Records from a collection
⁂
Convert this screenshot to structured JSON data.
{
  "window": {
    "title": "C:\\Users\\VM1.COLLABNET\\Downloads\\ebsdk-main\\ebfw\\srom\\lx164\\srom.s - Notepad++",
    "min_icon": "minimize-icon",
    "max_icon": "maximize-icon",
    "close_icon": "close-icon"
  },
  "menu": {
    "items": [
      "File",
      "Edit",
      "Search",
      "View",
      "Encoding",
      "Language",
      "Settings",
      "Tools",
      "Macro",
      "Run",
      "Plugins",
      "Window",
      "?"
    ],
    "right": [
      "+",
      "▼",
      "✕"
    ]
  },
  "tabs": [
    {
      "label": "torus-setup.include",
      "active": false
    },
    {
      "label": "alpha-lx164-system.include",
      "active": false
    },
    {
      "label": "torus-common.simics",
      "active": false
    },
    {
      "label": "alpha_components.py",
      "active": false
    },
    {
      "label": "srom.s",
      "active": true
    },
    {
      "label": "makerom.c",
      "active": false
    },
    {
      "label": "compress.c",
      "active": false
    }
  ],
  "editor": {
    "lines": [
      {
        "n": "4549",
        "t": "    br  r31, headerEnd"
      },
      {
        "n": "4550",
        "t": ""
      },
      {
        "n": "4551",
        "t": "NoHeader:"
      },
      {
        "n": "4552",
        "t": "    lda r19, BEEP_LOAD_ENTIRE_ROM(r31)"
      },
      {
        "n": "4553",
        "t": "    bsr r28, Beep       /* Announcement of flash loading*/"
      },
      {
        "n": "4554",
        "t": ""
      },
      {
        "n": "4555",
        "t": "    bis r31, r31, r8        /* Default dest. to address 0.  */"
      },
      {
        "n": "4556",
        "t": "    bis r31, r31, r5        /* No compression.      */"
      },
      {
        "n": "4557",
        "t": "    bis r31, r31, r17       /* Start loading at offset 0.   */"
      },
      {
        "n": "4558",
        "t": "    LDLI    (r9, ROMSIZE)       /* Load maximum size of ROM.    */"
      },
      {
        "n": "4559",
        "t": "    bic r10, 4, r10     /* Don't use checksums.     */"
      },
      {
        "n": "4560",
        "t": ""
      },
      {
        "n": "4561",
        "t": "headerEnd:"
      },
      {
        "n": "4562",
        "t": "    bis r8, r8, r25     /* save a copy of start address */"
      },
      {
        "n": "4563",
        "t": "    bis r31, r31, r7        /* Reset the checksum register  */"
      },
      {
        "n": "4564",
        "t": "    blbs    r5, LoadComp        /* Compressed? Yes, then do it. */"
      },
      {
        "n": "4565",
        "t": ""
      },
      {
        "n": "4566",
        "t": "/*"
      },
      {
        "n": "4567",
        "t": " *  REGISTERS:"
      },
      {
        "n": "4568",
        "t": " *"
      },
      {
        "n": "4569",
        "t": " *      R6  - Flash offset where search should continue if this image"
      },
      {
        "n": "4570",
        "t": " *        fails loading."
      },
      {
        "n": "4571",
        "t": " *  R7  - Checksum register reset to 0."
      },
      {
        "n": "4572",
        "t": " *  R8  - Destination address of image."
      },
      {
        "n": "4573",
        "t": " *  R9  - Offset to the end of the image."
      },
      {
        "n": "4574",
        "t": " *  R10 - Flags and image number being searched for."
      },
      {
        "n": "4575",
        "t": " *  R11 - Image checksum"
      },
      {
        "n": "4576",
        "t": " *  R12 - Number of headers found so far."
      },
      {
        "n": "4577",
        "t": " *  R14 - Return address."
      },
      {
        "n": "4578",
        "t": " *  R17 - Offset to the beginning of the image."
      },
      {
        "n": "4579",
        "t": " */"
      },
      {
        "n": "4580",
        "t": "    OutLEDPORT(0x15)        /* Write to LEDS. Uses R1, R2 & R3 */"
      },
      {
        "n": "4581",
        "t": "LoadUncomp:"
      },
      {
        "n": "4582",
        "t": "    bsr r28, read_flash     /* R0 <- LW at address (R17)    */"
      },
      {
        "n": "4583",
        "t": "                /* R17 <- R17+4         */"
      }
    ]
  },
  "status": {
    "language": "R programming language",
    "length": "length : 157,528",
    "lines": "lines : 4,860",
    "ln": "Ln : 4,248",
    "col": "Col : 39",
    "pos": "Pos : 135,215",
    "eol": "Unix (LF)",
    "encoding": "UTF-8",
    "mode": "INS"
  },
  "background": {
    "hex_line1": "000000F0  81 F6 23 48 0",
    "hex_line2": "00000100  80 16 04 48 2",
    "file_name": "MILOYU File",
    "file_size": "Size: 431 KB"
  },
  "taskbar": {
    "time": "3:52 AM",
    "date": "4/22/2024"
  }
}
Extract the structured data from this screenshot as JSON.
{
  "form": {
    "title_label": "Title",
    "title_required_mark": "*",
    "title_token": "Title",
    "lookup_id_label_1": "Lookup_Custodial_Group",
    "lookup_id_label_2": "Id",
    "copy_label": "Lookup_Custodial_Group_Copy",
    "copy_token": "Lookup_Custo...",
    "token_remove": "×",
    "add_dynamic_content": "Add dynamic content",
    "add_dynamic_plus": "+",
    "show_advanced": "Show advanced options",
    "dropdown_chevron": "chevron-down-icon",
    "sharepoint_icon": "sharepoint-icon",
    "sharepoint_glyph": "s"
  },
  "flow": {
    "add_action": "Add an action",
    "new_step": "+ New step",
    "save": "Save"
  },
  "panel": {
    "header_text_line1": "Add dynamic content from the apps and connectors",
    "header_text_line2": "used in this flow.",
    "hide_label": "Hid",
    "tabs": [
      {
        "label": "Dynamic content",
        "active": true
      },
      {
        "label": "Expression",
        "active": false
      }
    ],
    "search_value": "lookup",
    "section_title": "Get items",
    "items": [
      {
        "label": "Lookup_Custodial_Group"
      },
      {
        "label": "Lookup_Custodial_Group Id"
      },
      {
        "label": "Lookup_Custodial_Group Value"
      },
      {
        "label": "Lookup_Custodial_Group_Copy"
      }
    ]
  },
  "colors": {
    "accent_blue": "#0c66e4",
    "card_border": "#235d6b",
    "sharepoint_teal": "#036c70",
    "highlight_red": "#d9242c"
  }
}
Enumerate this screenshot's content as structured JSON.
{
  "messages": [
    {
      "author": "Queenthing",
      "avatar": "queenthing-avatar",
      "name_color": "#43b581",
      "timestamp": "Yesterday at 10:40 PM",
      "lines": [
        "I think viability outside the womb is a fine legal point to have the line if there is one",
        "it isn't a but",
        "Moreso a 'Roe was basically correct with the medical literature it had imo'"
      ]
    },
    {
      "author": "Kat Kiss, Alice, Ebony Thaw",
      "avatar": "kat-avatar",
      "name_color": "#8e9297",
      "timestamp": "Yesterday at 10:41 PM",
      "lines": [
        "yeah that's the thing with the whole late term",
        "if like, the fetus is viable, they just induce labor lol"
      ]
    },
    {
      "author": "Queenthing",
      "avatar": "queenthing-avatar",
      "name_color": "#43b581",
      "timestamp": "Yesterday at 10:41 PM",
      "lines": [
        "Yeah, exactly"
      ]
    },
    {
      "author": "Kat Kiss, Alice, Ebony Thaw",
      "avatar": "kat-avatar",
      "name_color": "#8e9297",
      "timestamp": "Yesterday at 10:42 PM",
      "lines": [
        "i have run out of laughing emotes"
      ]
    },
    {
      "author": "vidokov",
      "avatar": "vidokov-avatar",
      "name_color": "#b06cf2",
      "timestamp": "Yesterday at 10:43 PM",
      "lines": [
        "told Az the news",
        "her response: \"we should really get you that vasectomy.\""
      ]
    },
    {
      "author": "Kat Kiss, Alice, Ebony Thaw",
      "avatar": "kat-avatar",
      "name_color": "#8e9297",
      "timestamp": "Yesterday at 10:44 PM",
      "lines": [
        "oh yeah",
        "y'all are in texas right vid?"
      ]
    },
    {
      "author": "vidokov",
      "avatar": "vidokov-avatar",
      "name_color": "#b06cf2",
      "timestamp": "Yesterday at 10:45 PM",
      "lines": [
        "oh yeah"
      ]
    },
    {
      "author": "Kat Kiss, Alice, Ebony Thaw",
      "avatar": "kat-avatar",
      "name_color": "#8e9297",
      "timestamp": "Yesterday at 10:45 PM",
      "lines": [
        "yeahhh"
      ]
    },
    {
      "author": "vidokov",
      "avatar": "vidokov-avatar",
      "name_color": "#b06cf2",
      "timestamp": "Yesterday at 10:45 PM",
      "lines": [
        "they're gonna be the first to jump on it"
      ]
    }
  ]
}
⁂
**Direction**
Give the number of lines above that hold the word "data", and nothing more.

**The reply**
2